**Directions**
Copy down every line where the string "rating" shows up.

--- begin Dataset entries ---

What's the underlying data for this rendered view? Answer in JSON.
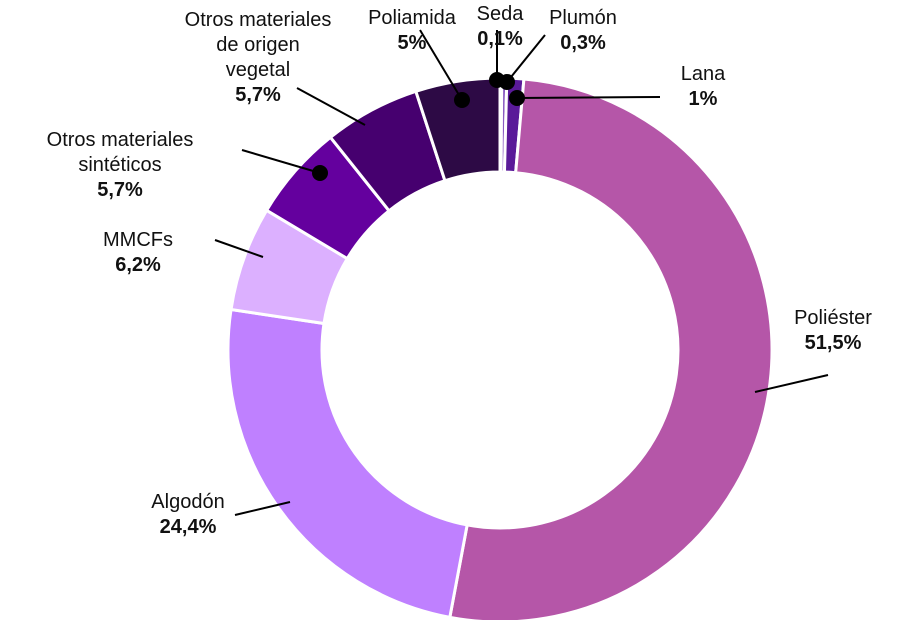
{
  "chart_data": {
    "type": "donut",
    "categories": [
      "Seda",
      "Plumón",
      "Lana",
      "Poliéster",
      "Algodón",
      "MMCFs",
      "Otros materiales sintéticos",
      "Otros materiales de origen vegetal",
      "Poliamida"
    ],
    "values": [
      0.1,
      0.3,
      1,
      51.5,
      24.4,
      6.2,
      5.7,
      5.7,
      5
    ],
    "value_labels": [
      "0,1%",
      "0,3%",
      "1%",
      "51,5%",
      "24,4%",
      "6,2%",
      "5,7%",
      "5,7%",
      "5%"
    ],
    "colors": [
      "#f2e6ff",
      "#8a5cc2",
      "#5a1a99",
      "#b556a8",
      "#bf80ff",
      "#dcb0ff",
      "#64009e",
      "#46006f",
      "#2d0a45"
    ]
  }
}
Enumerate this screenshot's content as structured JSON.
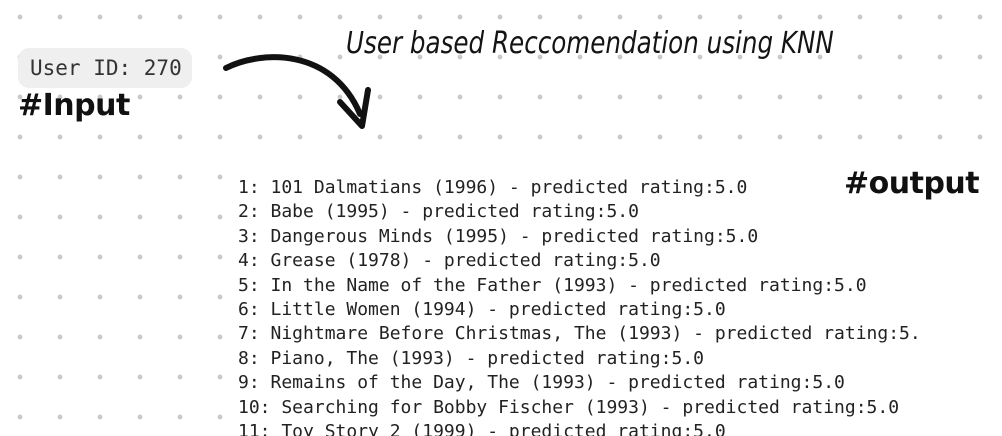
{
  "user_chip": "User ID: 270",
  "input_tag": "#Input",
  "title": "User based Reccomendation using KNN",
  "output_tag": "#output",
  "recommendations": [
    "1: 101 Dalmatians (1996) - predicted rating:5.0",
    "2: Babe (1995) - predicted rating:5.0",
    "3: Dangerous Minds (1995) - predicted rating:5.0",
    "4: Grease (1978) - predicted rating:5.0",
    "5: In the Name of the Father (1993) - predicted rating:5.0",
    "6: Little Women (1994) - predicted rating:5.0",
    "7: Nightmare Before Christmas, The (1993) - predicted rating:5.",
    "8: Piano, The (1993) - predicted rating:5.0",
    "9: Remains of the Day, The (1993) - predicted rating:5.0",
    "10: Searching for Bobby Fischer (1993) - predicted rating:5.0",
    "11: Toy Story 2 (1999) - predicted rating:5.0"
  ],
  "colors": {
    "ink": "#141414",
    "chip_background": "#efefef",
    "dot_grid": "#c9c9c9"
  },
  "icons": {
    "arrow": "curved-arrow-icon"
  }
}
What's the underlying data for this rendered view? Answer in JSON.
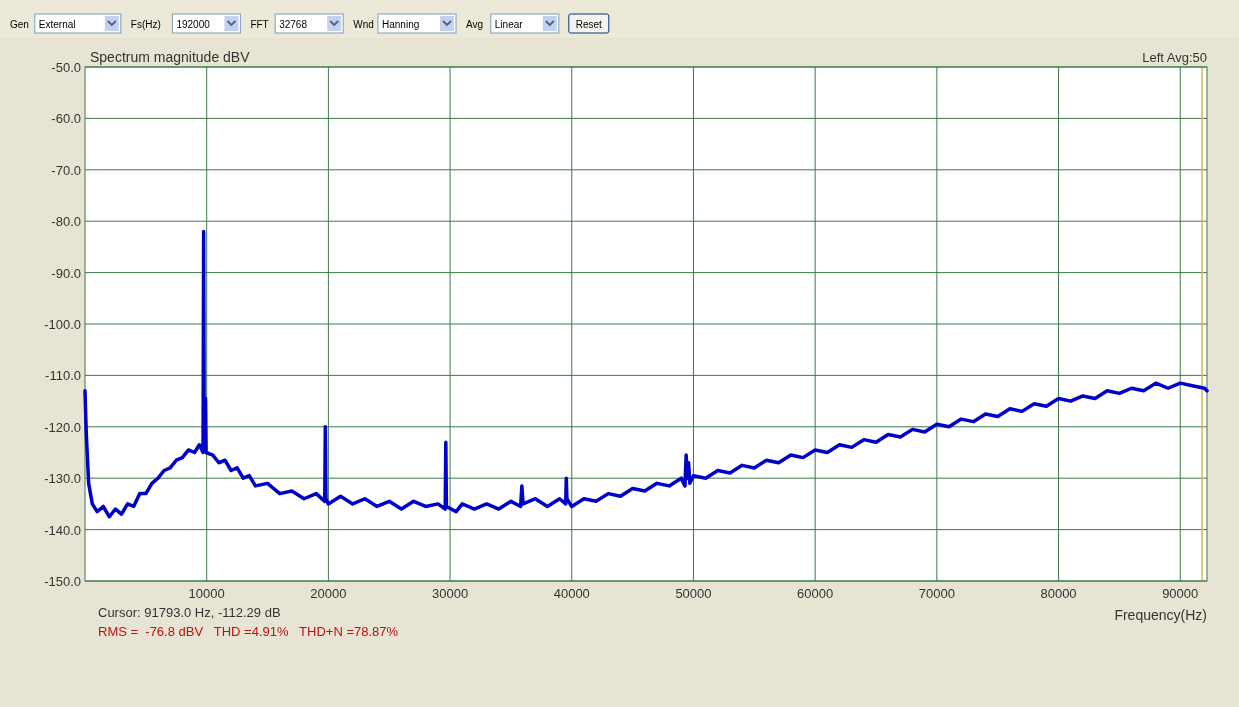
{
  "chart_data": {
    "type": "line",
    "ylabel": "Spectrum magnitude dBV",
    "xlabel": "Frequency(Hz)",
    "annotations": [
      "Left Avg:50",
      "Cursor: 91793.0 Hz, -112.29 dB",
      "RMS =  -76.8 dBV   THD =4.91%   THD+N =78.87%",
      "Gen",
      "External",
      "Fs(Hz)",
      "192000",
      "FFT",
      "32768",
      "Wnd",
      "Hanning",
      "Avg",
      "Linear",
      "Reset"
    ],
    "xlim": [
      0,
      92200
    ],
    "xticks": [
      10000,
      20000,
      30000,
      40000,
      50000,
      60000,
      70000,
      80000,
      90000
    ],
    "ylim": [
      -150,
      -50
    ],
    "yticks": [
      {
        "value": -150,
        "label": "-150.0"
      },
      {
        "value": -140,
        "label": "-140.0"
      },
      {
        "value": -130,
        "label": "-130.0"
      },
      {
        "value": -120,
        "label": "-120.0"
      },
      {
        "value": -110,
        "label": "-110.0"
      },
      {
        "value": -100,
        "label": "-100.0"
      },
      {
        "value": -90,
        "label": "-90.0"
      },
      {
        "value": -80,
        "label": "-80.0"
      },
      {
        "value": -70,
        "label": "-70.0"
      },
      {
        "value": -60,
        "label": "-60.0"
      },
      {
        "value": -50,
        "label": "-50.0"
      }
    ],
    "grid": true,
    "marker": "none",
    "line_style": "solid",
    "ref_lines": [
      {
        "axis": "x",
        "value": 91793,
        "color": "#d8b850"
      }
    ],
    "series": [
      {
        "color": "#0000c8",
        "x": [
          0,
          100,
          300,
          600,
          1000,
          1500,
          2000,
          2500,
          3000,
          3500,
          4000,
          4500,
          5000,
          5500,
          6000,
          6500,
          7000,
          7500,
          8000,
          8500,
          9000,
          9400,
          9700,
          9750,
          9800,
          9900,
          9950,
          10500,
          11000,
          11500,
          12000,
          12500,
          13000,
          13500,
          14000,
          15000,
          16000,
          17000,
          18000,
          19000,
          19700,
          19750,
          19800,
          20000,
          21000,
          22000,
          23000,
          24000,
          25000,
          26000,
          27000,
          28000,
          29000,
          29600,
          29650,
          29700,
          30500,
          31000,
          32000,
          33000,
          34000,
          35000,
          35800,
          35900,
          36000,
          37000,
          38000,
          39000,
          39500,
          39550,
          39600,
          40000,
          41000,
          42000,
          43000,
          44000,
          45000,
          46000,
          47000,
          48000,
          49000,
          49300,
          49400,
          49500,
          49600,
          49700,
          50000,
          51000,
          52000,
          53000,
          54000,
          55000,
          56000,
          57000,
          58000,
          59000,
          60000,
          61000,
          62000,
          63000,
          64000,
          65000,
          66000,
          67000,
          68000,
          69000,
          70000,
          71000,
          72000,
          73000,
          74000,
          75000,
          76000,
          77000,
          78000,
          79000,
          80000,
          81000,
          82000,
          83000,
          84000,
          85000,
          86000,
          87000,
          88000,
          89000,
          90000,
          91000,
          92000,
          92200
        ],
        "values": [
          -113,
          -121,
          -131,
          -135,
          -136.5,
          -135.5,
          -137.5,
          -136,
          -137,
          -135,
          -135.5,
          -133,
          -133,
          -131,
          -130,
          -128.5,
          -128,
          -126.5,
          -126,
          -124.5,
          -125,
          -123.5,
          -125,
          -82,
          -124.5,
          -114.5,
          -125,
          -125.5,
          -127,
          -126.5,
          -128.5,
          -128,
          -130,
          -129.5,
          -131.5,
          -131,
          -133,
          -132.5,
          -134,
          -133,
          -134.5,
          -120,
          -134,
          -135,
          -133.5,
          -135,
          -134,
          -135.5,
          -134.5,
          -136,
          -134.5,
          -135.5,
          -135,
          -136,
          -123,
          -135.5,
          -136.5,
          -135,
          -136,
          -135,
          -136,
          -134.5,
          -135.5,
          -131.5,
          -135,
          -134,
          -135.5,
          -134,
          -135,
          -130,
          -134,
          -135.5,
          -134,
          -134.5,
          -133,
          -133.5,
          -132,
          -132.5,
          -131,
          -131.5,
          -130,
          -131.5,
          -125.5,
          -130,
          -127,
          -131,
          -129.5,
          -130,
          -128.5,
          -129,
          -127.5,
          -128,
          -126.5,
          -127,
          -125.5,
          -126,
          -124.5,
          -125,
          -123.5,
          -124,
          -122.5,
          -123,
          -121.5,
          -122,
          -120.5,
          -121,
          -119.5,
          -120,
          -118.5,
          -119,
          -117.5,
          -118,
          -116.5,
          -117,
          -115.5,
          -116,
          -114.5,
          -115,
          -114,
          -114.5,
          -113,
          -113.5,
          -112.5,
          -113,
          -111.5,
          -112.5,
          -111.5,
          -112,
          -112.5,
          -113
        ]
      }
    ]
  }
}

--- end Dataset entries ---

**Full output**
    "1: 101 Dalmatians (1996) - predicted rating:5.0",
    "2: Babe (1995) - predicted rating:5.0",
    "3: Dangerous Minds (1995) - predicted rating:5.0",
    "4: Grease (1978) - predicted rating:5.0",
    "5: In the Name of the Father (1993) - predicted rating:5.0",
    "6: Little Women (1994) - predicted rating:5.0",
    "7: Nightmare Before Christmas, The (1993) - predicted rating:5.",
    "8: Piano, The (1993) - predicted rating:5.0",
    "9: Remains of the Day, The (1993) - predicted rating:5.0",
    "10: Searching for Bobby Fischer (1993) - predicted rating:5.0",
    "11: Toy Story 2 (1999) - predicted rating:5.0"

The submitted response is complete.